— Start Material to process —

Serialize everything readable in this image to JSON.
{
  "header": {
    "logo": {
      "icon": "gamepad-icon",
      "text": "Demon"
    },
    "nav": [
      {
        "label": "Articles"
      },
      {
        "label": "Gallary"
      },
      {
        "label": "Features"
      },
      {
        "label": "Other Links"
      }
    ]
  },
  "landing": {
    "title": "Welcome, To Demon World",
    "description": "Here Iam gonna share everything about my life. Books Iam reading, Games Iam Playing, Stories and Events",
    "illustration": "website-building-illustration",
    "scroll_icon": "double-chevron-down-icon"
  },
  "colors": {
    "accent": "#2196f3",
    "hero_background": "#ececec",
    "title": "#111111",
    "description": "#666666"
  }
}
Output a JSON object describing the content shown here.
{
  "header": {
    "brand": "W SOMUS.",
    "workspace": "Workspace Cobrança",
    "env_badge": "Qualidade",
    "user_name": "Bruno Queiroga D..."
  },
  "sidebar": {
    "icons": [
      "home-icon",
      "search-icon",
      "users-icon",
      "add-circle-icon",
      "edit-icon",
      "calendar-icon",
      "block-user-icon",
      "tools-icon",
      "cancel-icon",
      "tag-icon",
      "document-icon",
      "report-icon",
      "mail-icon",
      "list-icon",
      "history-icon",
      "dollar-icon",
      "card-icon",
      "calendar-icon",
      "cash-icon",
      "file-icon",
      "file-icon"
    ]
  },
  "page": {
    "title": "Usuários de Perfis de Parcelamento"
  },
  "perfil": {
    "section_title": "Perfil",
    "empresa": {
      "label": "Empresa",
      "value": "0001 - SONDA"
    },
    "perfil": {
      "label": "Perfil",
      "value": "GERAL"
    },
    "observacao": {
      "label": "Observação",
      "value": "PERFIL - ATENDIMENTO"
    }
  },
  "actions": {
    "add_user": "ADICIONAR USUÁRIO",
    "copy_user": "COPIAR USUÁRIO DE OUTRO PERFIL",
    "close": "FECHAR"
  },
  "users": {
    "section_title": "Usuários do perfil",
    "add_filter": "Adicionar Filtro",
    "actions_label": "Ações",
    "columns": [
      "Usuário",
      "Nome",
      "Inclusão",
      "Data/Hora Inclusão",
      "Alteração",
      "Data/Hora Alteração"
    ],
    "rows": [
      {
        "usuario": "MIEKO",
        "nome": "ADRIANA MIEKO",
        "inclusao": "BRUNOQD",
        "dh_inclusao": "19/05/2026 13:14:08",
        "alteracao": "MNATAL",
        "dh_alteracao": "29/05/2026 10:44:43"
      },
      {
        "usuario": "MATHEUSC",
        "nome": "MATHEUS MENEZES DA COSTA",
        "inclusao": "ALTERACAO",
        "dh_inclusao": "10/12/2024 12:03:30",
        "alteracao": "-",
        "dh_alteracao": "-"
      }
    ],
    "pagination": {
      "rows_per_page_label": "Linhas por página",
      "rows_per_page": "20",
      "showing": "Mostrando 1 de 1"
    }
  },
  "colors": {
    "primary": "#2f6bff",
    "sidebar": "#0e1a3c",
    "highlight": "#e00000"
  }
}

— End Material to process —

§ **What to produce**
Retype the material in full. Each word must match.

§ **Solution for this task**
Serialize everything readable in this image to JSON.
{
  "header": {
    "logo": {
      "icon": "gamepad-icon",
      "text": "Demon"
    },
    "nav": [
      {
        "label": "Articles"
      },
      {
        "label": "Gallary"
      },
      {
        "label": "Features"
      },
      {
        "label": "Other Links"
      }
    ]
  },
  "landing": {
    "title": "Welcome, To Demon World",
    "description": "Here Iam gonna share everything about my life. Books Iam reading, Games Iam Playing, Stories and Events",
    "illustration": "website-building-illustration",
    "scroll_icon": "double-chevron-down-icon"
  },
  "colors": {
    "accent": "#2196f3",
    "hero_background": "#ececec",
    "title": "#111111",
    "description": "#666666"
  }
}
Output a JSON object describing the content shown here.
{
  "header": {
    "brand": "W SOMUS.",
    "workspace": "Workspace Cobrança",
    "env_badge": "Qualidade",
    "user_name": "Bruno Queiroga D..."
  },
  "sidebar": {
    "icons": [
      "home-icon",
      "search-icon",
      "users-icon",
      "add-circle-icon",
      "edit-icon",
      "calendar-icon",
      "block-user-icon",
      "tools-icon",
      "cancel-icon",
      "tag-icon",
      "document-icon",
      "report-icon",
      "mail-icon",
      "list-icon",
      "history-icon",
      "dollar-icon",
      "card-icon",
      "calendar-icon",
      "cash-icon",
      "file-icon",
      "file-icon"
    ]
  },
  "page": {
    "title": "Usuários de Perfis de Parcelamento"
  },
  "perfil": {
    "section_title": "Perfil",
    "empresa": {
      "label": "Empresa",
      "value": "0001 - SONDA"
    },
    "perfil": {
      "label": "Perfil",
      "value": "GERAL"
    },
    "observacao": {
      "label": "Observação",
      "value": "PERFIL - ATENDIMENTO"
    }
  },
  "actions": {
    "add_user": "ADICIONAR USUÁRIO",
    "copy_user": "COPIAR USUÁRIO DE OUTRO PERFIL",
    "close": "FECHAR"
  },
  "users": {
    "section_title": "Usuários do perfil",
    "add_filter": "Adicionar Filtro",
    "actions_label": "Ações",
    "columns": [
      "Usuário",
      "Nome",
      "Inclusão",
      "Data/Hora Inclusão",
      "Alteração",
      "Data/Hora Alteração"
    ],
    "rows": [
      {
        "usuario": "MIEKO",
        "nome": "ADRIANA MIEKO",
        "inclusao": "BRUNOQD",
        "dh_inclusao": "19/05/2026 13:14:08",
        "alteracao": "MNATAL",
        "dh_alteracao": "29/05/2026 10:44:43"
      },
      {
        "usuario": "MATHEUSC",
        "nome": "MATHEUS MENEZES DA COSTA",
        "inclusao": "ALTERACAO",
        "dh_inclusao": "10/12/2024 12:03:30",
        "alteracao": "-",
        "dh_alteracao": "-"
      }
    ],
    "pagination": {
      "rows_per_page_label": "Linhas por página",
      "rows_per_page": "20",
      "showing": "Mostrando 1 de 1"
    }
  },
  "colors": {
    "primary": "#2f6bff",
    "sidebar": "#0e1a3c",
    "highlight": "#e00000"
  }
}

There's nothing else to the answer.